Problem to work on: Return every line of the records below verbatim, leaving out the pictures.

Given data:
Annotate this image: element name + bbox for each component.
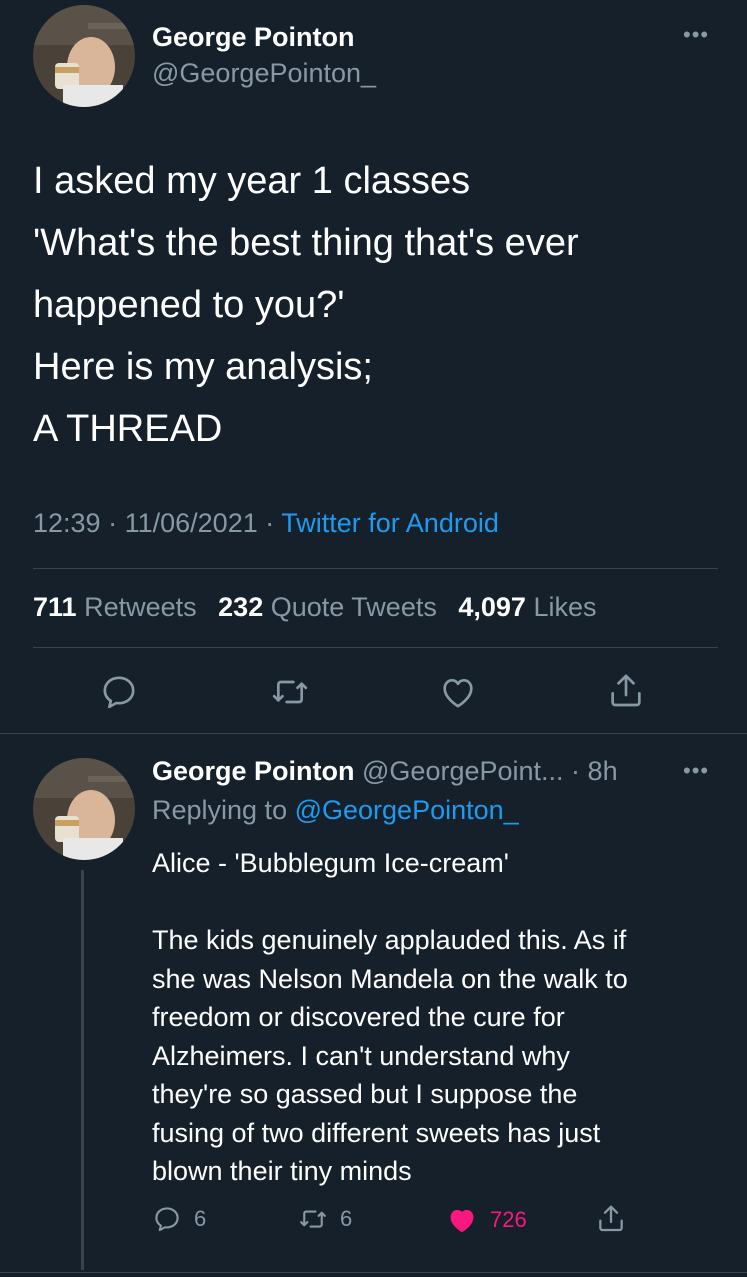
- tweet-text-line: Here is my analysis;: [33, 346, 373, 388]
- reply-age: 8h: [587, 756, 618, 786]
- tweet-text-line: I asked my year 1 classes: [33, 160, 471, 202]
- tweet-text-line: A THREAD: [33, 408, 223, 450]
- share-button[interactable]: [606, 670, 646, 710]
- tweet-text-line: 'What's the best thing that's ever: [33, 222, 579, 264]
- avatar-photo: [33, 5, 135, 107]
- likes-label: Likes: [533, 592, 597, 622]
- more-horizontal-icon[interactable]: •••: [683, 22, 709, 48]
- reply-text-line: freedom or discovered the cure for: [152, 1002, 565, 1032]
- replying-to: Replying to @GeorgePointon_: [152, 795, 519, 826]
- reply-text-line: she was Nelson Mandela on the walk to: [152, 963, 628, 994]
- reply-text-line: Alzheimers. I can't understand why: [152, 1040, 570, 1071]
- reply-header: George Pointon @GeorgePoint... · 8h: [152, 756, 618, 787]
- retweets-count: 711: [33, 592, 77, 622]
- tweet-source-link[interactable]: Twitter for Android: [281, 508, 499, 538]
- reply-text-line: Alice - 'Bubblegum Ice-cream': [152, 848, 509, 878]
- retweet-count: 6: [340, 1206, 353, 1231]
- heart-icon: [443, 679, 473, 708]
- divider: [33, 568, 718, 569]
- author-name[interactable]: George Pointon: [152, 22, 355, 53]
- divider: [0, 1272, 747, 1273]
- meta-separator: ·: [108, 508, 125, 538]
- replying-to-label: Replying to: [152, 795, 288, 825]
- like-button[interactable]: [438, 672, 478, 712]
- share-icon: [599, 1205, 623, 1232]
- avatar[interactable]: [33, 5, 135, 107]
- replying-to-handle[interactable]: @GeorgePointon_: [295, 795, 519, 825]
- retweets-stat[interactable]: 711 Retweets: [33, 592, 197, 622]
- like-count: 726: [490, 1207, 527, 1232]
- reply-reply-button[interactable]: 6: [152, 1204, 206, 1234]
- retweet-icon: [272, 680, 308, 704]
- tweet-date: 11/06/2021: [124, 508, 258, 538]
- reply-text-line: blown their tiny minds: [152, 1156, 412, 1186]
- reply-author-handle[interactable]: @GeorgePoint...: [362, 756, 564, 786]
- reply-text-line: fusing of two different sweets has just: [152, 1117, 601, 1148]
- tweet-time: 12:39: [33, 508, 101, 538]
- retweet-button[interactable]: [270, 672, 310, 712]
- quote-tweets-label: Quote Tweets: [270, 592, 437, 622]
- reply-text-line: they're so gassed but I suppose the: [152, 1079, 578, 1109]
- reply-text-blank-line: [152, 883, 722, 922]
- quote-tweets-count: 232: [218, 592, 264, 622]
- share-icon: [611, 674, 641, 707]
- thread-line: [81, 870, 84, 1270]
- reply-like-button[interactable]: 726: [446, 1204, 527, 1236]
- quote-tweets-stat[interactable]: 232 Quote Tweets: [218, 592, 437, 622]
- reply-icon: [103, 676, 135, 709]
- reply-button[interactable]: [99, 672, 139, 712]
- retweets-label: Retweets: [84, 592, 197, 622]
- likes-stat[interactable]: 4,097 Likes: [458, 592, 596, 622]
- tweet-stats: 711 Retweets 232 Quote Tweets 4,097 Like…: [33, 592, 596, 623]
- heart-icon: [450, 1209, 474, 1233]
- avatar-photo: [33, 758, 135, 860]
- tweet-text-line: happened to you?': [33, 284, 345, 326]
- reply-author-name[interactable]: George Pointon: [152, 756, 355, 786]
- divider: [0, 733, 747, 734]
- reply-text: Alice - 'Bubblegum Ice-cream' The kids g…: [152, 844, 722, 1191]
- reply-icon: [155, 1207, 179, 1232]
- reply-count: 6: [194, 1206, 207, 1231]
- author-handle[interactable]: @GeorgePointon_: [152, 58, 376, 89]
- meta-separator: ·: [571, 756, 588, 786]
- meta-separator: ·: [265, 508, 282, 538]
- retweet-icon: [300, 1210, 326, 1228]
- reply-text-line: The kids genuinely applauded this. As if: [152, 925, 627, 955]
- reply-share-button[interactable]: [595, 1202, 627, 1234]
- more-horizontal-icon[interactable]: •••: [683, 758, 709, 784]
- tweet-text: I asked my year 1 classes 'What's the be…: [33, 150, 713, 460]
- divider: [33, 647, 718, 648]
- likes-count: 4,097: [458, 592, 526, 622]
- avatar[interactable]: [33, 758, 135, 860]
- reply-retweet-button[interactable]: 6: [298, 1204, 352, 1234]
- tweet-meta: 12:39 · 11/06/2021 · Twitter for Android: [33, 508, 499, 539]
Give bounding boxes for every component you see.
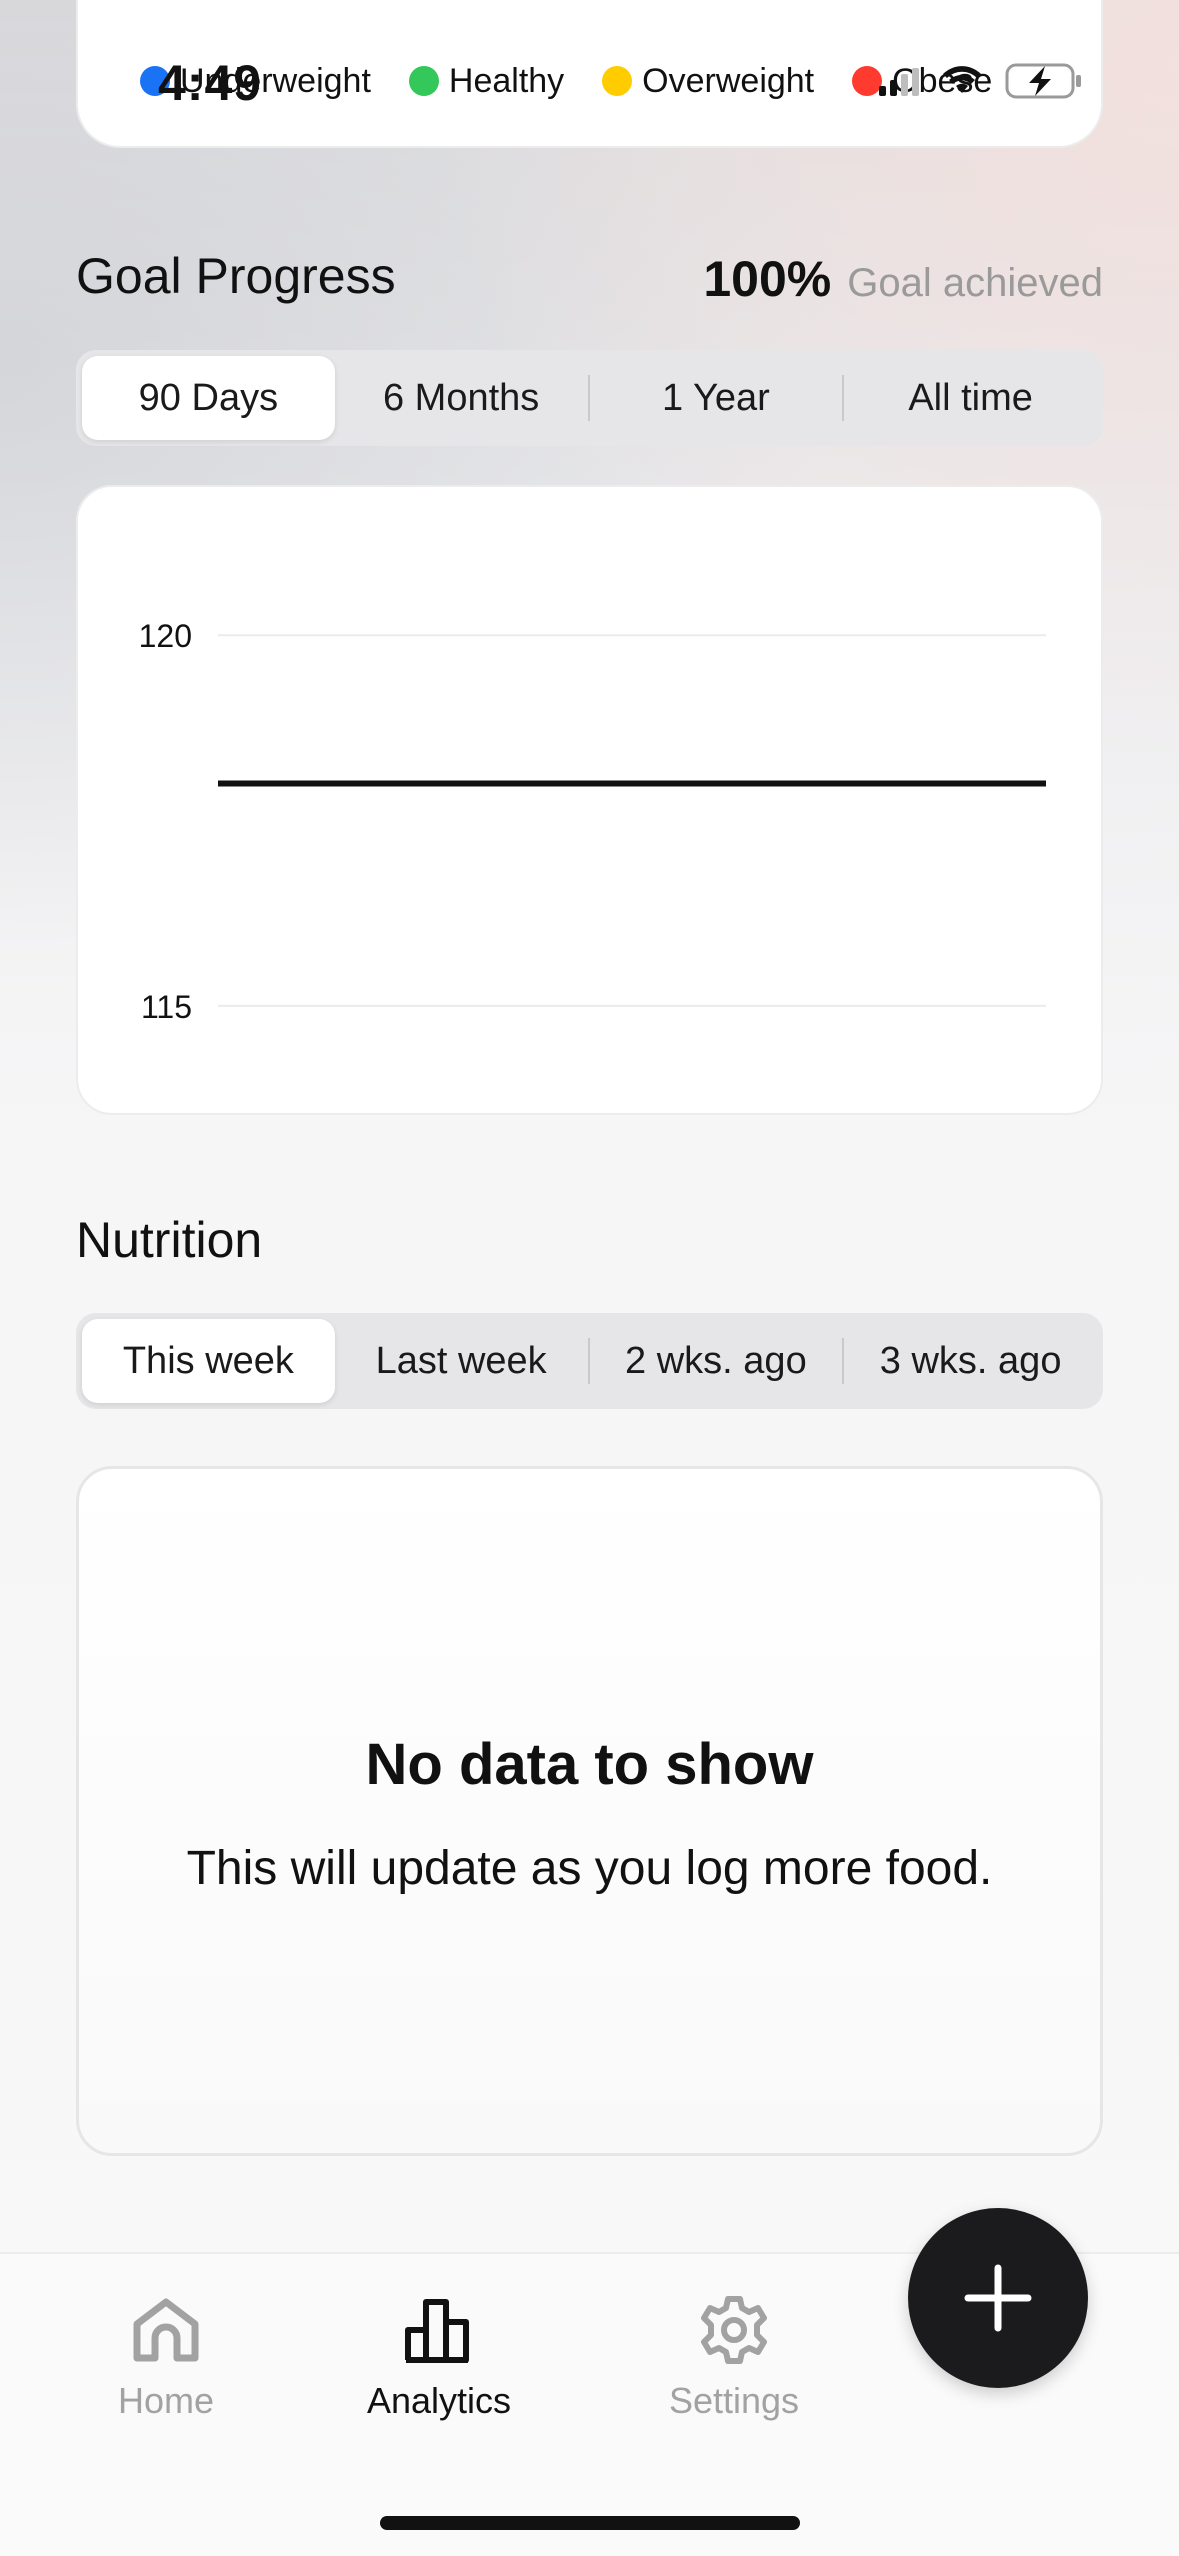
plus-icon [964, 2264, 1032, 2332]
tab-settings[interactable]: Settings [614, 2294, 854, 2422]
tab-1-year[interactable]: 1 Year [590, 356, 843, 440]
tab-last-week[interactable]: Last week [335, 1319, 588, 1403]
goal-status: 100% Goal achieved [703, 250, 1103, 308]
goal-progress-title: Goal Progress [76, 248, 396, 304]
tab-this-week[interactable]: This week [82, 1319, 335, 1403]
gear-icon [701, 2296, 767, 2364]
tab-all-time[interactable]: All time [844, 356, 1097, 440]
tab-home[interactable]: Home [46, 2294, 286, 2422]
status-icons [879, 62, 1083, 100]
nutrition-week-selector: This week Last week 2 wks. ago 3 wks. ag… [76, 1313, 1103, 1409]
legend-label: Healthy [448, 61, 565, 100]
tab-2-weeks-ago[interactable]: 2 wks. ago [590, 1319, 843, 1403]
tab-6-months[interactable]: 6 Months [335, 356, 588, 440]
legend-dot [602, 66, 633, 96]
legend-dot [408, 66, 439, 96]
y-tick-label: 115 [141, 989, 192, 1025]
home-indicator [380, 2516, 800, 2530]
goal-range-selector: 90 Days 6 Months 1 Year All time [76, 350, 1103, 446]
add-entry-button[interactable] [908, 2208, 1088, 2388]
tab-90-days[interactable]: 90 Days [82, 356, 335, 440]
home-icon [133, 2298, 199, 2362]
goal-percent: 100% [703, 251, 832, 307]
goal-progress-chart: 120 115 [139, 618, 1046, 1025]
empty-state-title: No data to show [365, 1732, 814, 1797]
tab-label: Settings [668, 2380, 800, 2421]
y-tick-label: 120 [139, 618, 192, 654]
tab-label: Analytics [366, 2380, 512, 2421]
empty-state-subtitle: This will update as you log more food. [186, 1842, 993, 1895]
goal-chart-card: 120 115 [76, 485, 1103, 1115]
nutrition-empty-card: No data to show This will update as you … [76, 1466, 1103, 2156]
battery-charging-icon [1005, 63, 1081, 99]
wifi-icon [943, 66, 981, 93]
cellular-signal-icon [879, 68, 919, 96]
nutrition-title: Nutrition [76, 1212, 263, 1268]
tab-analytics[interactable]: Analytics [319, 2294, 559, 2422]
bmi-legend: Underweight Healthy Overweight Obese [140, 60, 992, 102]
legend-item-overweight: Overweight [602, 62, 814, 101]
status-time: 4:49 [158, 55, 263, 111]
legend-label: Overweight [642, 61, 815, 100]
legend-dot [852, 66, 883, 96]
tab-3-weeks-ago[interactable]: 3 wks. ago [844, 1319, 1097, 1403]
legend-item-healthy: Healthy [408, 61, 565, 101]
analytics-icon [405, 2299, 469, 2363]
tab-label: Home [117, 2380, 215, 2421]
goal-status-label: Goal achieved [847, 261, 1103, 305]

Answer to the task:
Annotate this image: element name + bbox for each component.
- tweet-text-line: Here is my analysis;: [33, 346, 373, 388]
- reply-age: 8h: [587, 756, 618, 786]
- tweet-text-line: I asked my year 1 classes: [33, 160, 471, 202]
- tweet-text-line: A THREAD: [33, 408, 223, 450]
- share-button[interactable]: [606, 670, 646, 710]
- tweet-text-line: 'What's the best thing that's ever: [33, 222, 579, 264]
- avatar-photo: [33, 5, 135, 107]
- likes-label: Likes: [533, 592, 597, 622]
- more-horizontal-icon[interactable]: •••: [683, 22, 709, 48]
- reply-text-line: freedom or discovered the cure for: [152, 1002, 565, 1032]
- replying-to: Replying to @GeorgePointon_: [152, 795, 519, 826]
- reply-text-line: she was Nelson Mandela on the walk to: [152, 963, 628, 994]
- reply-text-line: Alzheimers. I can't understand why: [152, 1040, 570, 1071]
- reply-header: George Pointon @GeorgePoint... · 8h: [152, 756, 618, 787]
- retweets-count: 711: [33, 592, 77, 622]
- tweet-source-link[interactable]: Twitter for Android: [281, 508, 499, 538]
- reply-text-line: Alice - 'Bubblegum Ice-cream': [152, 848, 509, 878]
- retweet-count: 6: [340, 1206, 353, 1231]
- heart-icon: [443, 679, 473, 708]
- divider: [33, 568, 718, 569]
- author-name[interactable]: George Pointon: [152, 22, 355, 53]
- divider: [0, 1272, 747, 1273]
- meta-separator: ·: [108, 508, 125, 538]
- replying-to-label: Replying to: [152, 795, 288, 825]
- like-button[interactable]: [438, 672, 478, 712]
- share-icon: [599, 1205, 623, 1232]
- avatar[interactable]: [33, 5, 135, 107]
- replying-to-handle[interactable]: @GeorgePointon_: [295, 795, 519, 825]
- retweets-stat[interactable]: 711 Retweets: [33, 592, 197, 622]
- like-count: 726: [490, 1207, 527, 1232]
- reply-reply-button[interactable]: 6: [152, 1204, 206, 1234]
- retweet-icon: [272, 680, 308, 704]
- tweet-date: 11/06/2021: [124, 508, 258, 538]
- reply-text-line: blown their tiny minds: [152, 1156, 412, 1186]
- reply-author-handle[interactable]: @GeorgePoint...: [362, 756, 564, 786]
- reply-text-line: fusing of two different sweets has just: [152, 1117, 601, 1148]
- tweet-time: 12:39: [33, 508, 101, 538]
- retweet-button[interactable]: [270, 672, 310, 712]
- quote-tweets-label: Quote Tweets: [270, 592, 437, 622]
- reply-text-line: they're so gassed but I suppose the: [152, 1079, 578, 1109]
- reply-text-blank-line: [152, 883, 722, 922]
- quote-tweets-count: 232: [218, 592, 264, 622]
- share-icon: [611, 674, 641, 707]
- thread-line: [81, 870, 84, 1270]
- reply-like-button[interactable]: 726: [446, 1204, 527, 1236]
- quote-tweets-stat[interactable]: 232 Quote Tweets: [218, 592, 437, 622]
- reply-icon: [103, 676, 135, 709]
- reply-button[interactable]: [99, 672, 139, 712]
- retweets-label: Retweets: [84, 592, 197, 622]
- likes-stat[interactable]: 4,097 Likes: [458, 592, 596, 622]
- tweet-stats: 711 Retweets 232 Quote Tweets 4,097 Like…: [33, 592, 596, 623]
- heart-icon: [450, 1209, 474, 1233]
- avatar-photo: [33, 758, 135, 860]
- tweet-text-line: happened to you?': [33, 284, 345, 326]
- reply-author-name[interactable]: George Pointon: [152, 756, 355, 786]
- divider: [0, 733, 747, 734]
- reply-text: Alice - 'Bubblegum Ice-cream' The kids g…: [152, 844, 722, 1191]
- reply-icon: [155, 1207, 179, 1232]
- reply-count: 6: [194, 1206, 207, 1231]
- author-handle[interactable]: @GeorgePointon_: [152, 58, 376, 89]
- meta-separator: ·: [571, 756, 588, 786]
- meta-separator: ·: [265, 508, 282, 538]
- retweet-icon: [300, 1210, 326, 1228]
- reply-text-line: The kids genuinely applauded this. As if: [152, 925, 627, 955]
- reply-share-button[interactable]: [595, 1202, 627, 1234]
- more-horizontal-icon[interactable]: •••: [683, 758, 709, 784]
- tweet-text: I asked my year 1 classes 'What's the be…: [33, 150, 713, 460]
- divider: [33, 647, 718, 648]
- likes-count: 4,097: [458, 592, 526, 622]
- avatar[interactable]: [33, 758, 135, 860]
- reply-retweet-button[interactable]: 6: [298, 1204, 352, 1234]
- tweet-meta: 12:39 · 11/06/2021 · Twitter for Android: [33, 508, 499, 539]
Give bounding boxes for every component you see.
plus-icon [964, 2264, 1032, 2332]
tab-settings[interactable]: Settings [614, 2294, 854, 2422]
tab-1-year[interactable]: 1 Year [590, 356, 843, 440]
tab-last-week[interactable]: Last week [335, 1319, 588, 1403]
goal-status: 100% Goal achieved [703, 250, 1103, 308]
goal-progress-title: Goal Progress [76, 248, 396, 304]
tab-this-week[interactable]: This week [82, 1319, 335, 1403]
gear-icon [701, 2296, 767, 2364]
tab-all-time[interactable]: All time [844, 356, 1097, 440]
tab-home[interactable]: Home [46, 2294, 286, 2422]
status-icons [879, 62, 1083, 100]
nutrition-week-selector: This week Last week 2 wks. ago 3 wks. ag… [76, 1313, 1103, 1409]
legend-label: Healthy [448, 61, 565, 100]
tab-2-weeks-ago[interactable]: 2 wks. ago [590, 1319, 843, 1403]
tab-6-months[interactable]: 6 Months [335, 356, 588, 440]
legend-dot [602, 66, 633, 96]
legend-dot [408, 66, 439, 96]
y-tick-label: 115 [141, 989, 192, 1025]
home-indicator [380, 2516, 800, 2530]
goal-range-selector: 90 Days 6 Months 1 Year All time [76, 350, 1103, 446]
add-entry-button[interactable] [908, 2208, 1088, 2388]
tab-90-days[interactable]: 90 Days [82, 356, 335, 440]
home-icon [133, 2298, 199, 2362]
goal-percent: 100% [703, 251, 832, 307]
goal-progress-chart: 120 115 [139, 618, 1046, 1025]
empty-state-title: No data to show [365, 1732, 814, 1797]
tab-label: Settings [668, 2380, 800, 2421]
y-tick-label: 120 [139, 618, 192, 654]
tab-label: Analytics [366, 2380, 512, 2421]
empty-state-subtitle: This will update as you log more food. [186, 1842, 993, 1895]
goal-chart-card: 120 115 [76, 485, 1103, 1115]
nutrition-empty-card: No data to show This will update as you … [76, 1466, 1103, 2156]
battery-charging-icon [1005, 63, 1081, 99]
wifi-icon [943, 66, 981, 93]
cellular-signal-icon [879, 68, 919, 96]
nutrition-title: Nutrition [76, 1212, 263, 1268]
tab-analytics[interactable]: Analytics [319, 2294, 559, 2422]
bmi-legend: Underweight Healthy Overweight Obese [140, 60, 992, 102]
legend-item-overweight: Overweight [602, 62, 814, 101]
status-time: 4:49 [158, 55, 263, 111]
legend-label: Overweight [642, 61, 815, 100]
legend-dot [852, 66, 883, 96]
tab-3-weeks-ago[interactable]: 3 wks. ago [844, 1319, 1097, 1403]
legend-item-healthy: Healthy [408, 61, 565, 101]
analytics-icon [405, 2299, 469, 2363]
tab-label: Home [117, 2380, 215, 2421]
goal-status-label: Goal achieved [847, 261, 1103, 305]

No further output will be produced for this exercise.